From the entries below, count the lines with "handler". Write only the count.

#### [Data lines]
------------

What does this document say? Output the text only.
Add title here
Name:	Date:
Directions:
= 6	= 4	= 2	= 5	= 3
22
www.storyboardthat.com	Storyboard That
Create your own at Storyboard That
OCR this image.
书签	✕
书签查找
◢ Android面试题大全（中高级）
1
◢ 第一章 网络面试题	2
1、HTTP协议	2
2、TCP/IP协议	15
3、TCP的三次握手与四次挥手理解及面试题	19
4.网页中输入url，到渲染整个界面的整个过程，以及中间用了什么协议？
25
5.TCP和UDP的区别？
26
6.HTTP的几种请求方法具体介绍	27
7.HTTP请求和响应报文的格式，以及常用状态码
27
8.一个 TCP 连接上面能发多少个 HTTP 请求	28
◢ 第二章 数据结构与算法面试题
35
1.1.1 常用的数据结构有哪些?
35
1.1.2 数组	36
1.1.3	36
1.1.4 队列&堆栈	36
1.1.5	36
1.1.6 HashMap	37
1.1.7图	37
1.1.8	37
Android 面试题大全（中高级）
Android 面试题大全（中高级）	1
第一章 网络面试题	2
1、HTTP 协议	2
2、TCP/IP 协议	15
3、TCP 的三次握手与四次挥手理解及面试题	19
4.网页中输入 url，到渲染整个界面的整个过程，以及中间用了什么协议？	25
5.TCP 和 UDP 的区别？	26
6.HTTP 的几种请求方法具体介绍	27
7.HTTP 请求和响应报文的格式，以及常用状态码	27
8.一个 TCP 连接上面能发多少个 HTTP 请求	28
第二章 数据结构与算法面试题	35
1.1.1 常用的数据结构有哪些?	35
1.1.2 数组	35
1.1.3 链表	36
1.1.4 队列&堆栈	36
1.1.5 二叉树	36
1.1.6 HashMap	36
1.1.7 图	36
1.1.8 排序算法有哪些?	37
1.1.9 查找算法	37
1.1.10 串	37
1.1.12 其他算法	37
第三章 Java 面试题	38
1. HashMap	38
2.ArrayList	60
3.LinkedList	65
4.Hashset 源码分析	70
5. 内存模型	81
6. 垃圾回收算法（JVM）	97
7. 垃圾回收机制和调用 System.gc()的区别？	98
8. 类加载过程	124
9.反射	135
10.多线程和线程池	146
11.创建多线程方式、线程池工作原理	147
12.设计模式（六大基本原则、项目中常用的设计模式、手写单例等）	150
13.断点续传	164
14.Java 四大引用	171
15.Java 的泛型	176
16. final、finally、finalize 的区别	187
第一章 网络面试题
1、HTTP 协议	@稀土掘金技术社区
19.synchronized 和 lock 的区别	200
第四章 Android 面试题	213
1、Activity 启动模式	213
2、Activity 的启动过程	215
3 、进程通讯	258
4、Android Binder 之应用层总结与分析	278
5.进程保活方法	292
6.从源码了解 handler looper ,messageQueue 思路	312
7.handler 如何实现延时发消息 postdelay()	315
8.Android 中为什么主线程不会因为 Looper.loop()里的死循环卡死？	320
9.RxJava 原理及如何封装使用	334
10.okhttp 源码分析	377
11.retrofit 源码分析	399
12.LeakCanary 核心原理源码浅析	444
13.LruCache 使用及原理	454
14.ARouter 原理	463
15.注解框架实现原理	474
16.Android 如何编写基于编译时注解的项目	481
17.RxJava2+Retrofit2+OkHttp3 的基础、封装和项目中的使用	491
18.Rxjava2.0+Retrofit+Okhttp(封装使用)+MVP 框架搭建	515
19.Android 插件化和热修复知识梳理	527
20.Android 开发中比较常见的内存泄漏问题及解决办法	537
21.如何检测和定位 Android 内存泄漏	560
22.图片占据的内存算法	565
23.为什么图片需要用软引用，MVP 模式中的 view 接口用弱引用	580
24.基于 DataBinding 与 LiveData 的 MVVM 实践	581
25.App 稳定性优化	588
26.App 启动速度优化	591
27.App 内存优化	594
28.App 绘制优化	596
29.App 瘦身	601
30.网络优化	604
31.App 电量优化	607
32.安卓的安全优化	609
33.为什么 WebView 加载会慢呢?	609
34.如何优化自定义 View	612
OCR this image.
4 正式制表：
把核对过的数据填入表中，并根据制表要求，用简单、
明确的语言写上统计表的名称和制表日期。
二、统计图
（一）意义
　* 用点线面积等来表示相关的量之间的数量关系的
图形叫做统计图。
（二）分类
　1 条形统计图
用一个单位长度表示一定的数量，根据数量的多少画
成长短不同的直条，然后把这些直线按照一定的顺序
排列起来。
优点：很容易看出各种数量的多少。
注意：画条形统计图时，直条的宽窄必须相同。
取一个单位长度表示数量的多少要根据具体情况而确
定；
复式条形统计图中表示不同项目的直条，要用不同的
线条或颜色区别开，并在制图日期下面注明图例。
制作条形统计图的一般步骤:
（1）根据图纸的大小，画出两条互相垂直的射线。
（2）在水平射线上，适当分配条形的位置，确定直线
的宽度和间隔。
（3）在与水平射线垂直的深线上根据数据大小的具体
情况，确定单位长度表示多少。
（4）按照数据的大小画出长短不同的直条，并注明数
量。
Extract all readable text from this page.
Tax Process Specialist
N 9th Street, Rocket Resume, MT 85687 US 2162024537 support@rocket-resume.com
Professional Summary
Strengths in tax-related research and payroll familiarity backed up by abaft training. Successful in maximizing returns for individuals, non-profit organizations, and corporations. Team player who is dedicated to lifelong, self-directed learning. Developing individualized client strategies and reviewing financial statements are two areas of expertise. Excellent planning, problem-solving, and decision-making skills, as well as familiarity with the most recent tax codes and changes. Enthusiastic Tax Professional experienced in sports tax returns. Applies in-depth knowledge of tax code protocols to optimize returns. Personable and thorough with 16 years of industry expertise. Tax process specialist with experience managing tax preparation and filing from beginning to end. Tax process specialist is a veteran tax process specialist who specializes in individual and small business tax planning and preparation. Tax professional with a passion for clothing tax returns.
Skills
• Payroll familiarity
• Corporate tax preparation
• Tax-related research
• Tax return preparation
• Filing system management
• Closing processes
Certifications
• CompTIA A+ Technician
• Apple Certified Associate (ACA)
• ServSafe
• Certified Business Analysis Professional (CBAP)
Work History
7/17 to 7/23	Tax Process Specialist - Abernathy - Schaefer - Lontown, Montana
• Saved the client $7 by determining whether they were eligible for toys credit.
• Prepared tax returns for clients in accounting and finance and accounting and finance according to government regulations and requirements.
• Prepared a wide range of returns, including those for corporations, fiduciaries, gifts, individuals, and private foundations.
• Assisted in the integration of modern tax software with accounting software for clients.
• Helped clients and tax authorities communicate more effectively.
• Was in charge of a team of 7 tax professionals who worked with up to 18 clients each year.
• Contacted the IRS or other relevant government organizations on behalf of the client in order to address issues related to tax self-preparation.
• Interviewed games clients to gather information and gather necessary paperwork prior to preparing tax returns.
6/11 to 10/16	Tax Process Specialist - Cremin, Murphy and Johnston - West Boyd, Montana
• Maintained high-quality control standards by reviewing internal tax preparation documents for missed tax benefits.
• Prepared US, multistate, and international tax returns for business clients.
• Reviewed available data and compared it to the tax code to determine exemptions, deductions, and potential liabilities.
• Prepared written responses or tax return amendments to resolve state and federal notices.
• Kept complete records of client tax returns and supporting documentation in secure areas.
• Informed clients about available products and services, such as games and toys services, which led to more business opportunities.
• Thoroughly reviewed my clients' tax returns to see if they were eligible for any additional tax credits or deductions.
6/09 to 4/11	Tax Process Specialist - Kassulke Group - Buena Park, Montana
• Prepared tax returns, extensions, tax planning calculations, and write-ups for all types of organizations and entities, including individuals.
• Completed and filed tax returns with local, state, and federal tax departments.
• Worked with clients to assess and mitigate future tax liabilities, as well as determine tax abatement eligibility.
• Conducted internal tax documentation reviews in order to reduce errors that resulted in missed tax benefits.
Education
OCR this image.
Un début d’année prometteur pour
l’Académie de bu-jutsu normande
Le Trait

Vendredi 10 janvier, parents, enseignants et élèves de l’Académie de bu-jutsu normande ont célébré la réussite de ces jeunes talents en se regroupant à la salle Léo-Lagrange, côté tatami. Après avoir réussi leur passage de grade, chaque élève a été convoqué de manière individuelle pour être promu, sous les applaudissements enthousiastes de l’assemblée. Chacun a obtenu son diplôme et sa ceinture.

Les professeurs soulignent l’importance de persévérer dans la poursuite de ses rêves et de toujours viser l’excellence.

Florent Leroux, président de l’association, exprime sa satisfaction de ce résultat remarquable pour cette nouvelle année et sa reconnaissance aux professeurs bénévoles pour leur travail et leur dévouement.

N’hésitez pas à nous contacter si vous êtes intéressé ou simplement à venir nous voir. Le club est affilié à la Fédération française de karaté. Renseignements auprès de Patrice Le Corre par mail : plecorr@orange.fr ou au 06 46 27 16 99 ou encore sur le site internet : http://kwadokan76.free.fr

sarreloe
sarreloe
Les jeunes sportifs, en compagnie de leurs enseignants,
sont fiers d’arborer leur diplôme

------------

#### [Correct result]
2